> _Given request_: Select and copy out every line in the records containing "zadávacího".

+-------+

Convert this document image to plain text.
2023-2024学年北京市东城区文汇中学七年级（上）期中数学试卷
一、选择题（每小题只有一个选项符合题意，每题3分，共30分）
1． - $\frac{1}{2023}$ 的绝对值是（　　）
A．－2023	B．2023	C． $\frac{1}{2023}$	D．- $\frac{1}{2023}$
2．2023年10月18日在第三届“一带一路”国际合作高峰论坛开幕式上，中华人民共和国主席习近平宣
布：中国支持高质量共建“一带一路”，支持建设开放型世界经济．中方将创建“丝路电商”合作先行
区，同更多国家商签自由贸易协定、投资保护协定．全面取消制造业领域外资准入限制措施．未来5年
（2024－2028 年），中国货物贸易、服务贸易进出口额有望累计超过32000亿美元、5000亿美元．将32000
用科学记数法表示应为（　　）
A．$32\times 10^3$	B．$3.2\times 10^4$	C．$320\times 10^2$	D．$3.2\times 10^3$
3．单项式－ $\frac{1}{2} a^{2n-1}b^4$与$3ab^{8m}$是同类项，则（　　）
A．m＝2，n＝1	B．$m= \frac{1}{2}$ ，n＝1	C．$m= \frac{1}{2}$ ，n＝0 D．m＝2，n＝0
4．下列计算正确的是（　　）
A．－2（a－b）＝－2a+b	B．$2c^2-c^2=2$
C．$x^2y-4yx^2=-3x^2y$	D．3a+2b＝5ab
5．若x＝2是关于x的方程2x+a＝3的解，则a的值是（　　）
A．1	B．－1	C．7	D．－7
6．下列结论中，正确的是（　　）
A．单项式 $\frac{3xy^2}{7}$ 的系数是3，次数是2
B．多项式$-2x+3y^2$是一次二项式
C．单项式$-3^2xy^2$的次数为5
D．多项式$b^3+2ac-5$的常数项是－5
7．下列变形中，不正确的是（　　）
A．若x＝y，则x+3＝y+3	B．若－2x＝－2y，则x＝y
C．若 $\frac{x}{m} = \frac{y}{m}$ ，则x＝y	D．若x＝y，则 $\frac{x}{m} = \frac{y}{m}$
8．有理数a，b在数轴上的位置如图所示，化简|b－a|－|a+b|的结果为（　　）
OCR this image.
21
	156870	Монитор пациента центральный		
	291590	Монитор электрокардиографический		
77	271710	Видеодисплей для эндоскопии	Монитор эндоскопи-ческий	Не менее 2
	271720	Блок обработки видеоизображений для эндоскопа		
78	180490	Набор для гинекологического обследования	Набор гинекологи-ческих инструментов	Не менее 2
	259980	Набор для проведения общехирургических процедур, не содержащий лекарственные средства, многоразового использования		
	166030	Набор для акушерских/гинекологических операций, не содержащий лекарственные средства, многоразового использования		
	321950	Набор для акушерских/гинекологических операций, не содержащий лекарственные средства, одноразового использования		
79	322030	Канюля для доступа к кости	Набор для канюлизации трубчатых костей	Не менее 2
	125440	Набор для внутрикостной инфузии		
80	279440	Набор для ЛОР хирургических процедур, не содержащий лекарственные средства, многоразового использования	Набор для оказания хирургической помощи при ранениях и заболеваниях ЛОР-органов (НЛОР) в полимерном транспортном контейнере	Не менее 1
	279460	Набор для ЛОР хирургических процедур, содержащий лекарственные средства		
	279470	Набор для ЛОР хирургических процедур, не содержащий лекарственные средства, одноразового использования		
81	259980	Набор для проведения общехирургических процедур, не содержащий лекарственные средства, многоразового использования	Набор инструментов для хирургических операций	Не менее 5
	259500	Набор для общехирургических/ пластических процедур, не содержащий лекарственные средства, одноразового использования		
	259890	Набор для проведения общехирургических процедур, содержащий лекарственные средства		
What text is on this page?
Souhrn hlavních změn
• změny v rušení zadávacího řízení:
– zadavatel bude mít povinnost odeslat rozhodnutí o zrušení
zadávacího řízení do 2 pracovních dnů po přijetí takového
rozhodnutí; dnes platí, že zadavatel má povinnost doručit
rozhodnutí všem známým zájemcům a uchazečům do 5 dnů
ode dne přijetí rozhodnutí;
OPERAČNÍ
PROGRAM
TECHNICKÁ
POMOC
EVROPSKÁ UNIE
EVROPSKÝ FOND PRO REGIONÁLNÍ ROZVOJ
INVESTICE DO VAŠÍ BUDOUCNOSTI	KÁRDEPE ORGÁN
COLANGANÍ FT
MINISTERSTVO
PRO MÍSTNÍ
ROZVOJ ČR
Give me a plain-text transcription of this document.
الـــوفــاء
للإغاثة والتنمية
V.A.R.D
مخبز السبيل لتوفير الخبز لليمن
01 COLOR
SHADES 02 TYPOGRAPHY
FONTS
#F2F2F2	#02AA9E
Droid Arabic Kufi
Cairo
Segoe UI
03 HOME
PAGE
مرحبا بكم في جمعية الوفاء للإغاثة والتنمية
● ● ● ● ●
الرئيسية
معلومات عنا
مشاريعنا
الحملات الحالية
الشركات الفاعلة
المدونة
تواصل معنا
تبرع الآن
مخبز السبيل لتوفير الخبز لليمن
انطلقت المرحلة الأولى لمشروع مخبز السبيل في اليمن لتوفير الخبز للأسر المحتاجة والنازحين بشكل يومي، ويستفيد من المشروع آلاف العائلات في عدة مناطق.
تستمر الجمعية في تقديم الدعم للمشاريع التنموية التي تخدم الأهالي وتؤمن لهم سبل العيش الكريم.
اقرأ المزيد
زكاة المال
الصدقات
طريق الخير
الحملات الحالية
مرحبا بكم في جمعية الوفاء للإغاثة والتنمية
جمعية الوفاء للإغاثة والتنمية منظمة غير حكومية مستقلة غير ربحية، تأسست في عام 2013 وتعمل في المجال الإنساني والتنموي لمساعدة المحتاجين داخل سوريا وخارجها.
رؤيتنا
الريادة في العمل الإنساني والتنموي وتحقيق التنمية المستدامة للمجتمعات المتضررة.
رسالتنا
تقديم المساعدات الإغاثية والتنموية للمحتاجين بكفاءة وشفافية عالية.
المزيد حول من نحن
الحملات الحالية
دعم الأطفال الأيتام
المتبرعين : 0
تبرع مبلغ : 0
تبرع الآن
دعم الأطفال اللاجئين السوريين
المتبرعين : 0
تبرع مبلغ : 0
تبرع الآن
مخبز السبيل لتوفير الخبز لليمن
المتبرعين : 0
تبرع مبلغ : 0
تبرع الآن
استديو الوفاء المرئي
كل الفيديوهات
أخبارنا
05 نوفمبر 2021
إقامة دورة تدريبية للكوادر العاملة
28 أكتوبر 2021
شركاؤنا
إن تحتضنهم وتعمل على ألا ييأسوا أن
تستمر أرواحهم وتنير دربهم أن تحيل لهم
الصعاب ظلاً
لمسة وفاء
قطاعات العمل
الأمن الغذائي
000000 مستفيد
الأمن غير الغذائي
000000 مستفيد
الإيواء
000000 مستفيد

+-------+

> _Final answer_:
• změny v rušení zadávacího řízení:
zadávacího řízení do 2 pracovních dnů po přijetí takového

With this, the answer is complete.